** BEGIN Data in this exercise **

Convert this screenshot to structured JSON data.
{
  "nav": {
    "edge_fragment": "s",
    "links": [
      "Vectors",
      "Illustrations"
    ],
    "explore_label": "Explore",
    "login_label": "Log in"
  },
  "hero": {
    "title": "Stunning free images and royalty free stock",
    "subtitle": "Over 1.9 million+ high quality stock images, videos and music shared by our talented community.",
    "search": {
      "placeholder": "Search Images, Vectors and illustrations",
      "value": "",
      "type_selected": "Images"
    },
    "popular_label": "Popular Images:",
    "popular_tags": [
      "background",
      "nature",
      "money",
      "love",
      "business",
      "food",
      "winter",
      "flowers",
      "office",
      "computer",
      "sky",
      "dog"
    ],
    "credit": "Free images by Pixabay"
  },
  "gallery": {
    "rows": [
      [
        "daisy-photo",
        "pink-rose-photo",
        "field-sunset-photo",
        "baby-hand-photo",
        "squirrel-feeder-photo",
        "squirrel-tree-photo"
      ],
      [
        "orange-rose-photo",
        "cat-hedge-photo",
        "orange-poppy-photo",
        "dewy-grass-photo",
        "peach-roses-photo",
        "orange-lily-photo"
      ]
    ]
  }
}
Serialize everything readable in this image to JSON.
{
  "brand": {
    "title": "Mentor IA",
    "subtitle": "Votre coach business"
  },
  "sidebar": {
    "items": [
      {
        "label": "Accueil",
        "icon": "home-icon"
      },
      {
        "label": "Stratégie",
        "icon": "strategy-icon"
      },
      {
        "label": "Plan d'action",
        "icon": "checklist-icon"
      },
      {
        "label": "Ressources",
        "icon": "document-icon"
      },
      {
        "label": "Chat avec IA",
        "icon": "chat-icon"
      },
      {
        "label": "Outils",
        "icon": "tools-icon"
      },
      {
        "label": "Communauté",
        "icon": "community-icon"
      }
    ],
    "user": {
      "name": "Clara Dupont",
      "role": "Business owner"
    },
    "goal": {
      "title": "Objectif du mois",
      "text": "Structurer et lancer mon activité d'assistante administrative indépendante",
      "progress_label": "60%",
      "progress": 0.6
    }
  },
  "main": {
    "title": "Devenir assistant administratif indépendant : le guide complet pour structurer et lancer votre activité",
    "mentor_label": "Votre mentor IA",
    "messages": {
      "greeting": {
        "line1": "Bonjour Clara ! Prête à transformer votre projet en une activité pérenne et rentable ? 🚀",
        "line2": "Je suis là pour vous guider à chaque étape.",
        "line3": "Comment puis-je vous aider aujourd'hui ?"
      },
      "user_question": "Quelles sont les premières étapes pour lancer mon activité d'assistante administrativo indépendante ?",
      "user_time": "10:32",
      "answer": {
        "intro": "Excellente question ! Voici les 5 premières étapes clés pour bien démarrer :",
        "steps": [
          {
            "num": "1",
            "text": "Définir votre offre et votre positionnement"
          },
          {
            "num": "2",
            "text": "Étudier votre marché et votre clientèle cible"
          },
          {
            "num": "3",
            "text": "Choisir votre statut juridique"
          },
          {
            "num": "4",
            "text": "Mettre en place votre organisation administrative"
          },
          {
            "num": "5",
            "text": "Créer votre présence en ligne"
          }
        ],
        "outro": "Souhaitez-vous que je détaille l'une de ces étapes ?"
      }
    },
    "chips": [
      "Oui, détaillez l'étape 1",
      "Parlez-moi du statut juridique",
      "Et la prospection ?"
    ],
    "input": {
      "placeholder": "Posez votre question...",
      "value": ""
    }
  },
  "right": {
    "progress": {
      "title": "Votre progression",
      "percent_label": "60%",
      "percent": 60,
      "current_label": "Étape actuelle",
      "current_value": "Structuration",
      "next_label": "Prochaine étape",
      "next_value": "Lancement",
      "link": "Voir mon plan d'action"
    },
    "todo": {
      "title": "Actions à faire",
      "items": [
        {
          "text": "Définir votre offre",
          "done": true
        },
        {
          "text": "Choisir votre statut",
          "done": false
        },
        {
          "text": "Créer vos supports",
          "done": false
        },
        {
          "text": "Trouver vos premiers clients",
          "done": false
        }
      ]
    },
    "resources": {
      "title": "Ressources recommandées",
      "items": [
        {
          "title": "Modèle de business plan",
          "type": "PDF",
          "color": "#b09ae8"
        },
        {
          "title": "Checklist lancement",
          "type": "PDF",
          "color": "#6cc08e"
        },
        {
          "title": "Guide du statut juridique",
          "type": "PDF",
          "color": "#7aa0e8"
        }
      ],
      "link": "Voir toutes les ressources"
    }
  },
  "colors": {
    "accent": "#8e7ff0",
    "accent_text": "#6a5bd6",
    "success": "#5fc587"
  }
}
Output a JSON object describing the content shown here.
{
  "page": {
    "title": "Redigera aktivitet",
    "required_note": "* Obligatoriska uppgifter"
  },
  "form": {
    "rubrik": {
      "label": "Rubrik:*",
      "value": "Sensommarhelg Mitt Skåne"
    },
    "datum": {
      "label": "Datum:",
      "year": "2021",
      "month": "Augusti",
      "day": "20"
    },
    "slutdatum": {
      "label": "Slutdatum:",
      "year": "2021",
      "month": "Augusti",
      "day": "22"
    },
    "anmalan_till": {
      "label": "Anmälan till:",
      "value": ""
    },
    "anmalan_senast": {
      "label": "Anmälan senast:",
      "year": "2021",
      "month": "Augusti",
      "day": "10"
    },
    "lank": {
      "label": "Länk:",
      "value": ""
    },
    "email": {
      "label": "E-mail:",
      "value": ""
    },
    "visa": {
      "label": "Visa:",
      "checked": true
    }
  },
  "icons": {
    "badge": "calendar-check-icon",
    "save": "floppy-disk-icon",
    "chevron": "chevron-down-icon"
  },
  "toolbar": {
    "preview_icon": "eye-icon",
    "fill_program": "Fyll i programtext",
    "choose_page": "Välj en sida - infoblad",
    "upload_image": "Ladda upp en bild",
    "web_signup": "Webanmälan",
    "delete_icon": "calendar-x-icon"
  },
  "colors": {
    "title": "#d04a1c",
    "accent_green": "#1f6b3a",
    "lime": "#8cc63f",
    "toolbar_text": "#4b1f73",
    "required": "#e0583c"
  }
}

** END Data in this exercise **

Given exercise:
Report each line in the preceding entries that holds the string "statut".

The completed task:
            "text": "Choisir votre statut juridique"
      "Parlez-moi du statut juridique",
          "text": "Choisir votre statut",
          "title": "Guide du statut juridique",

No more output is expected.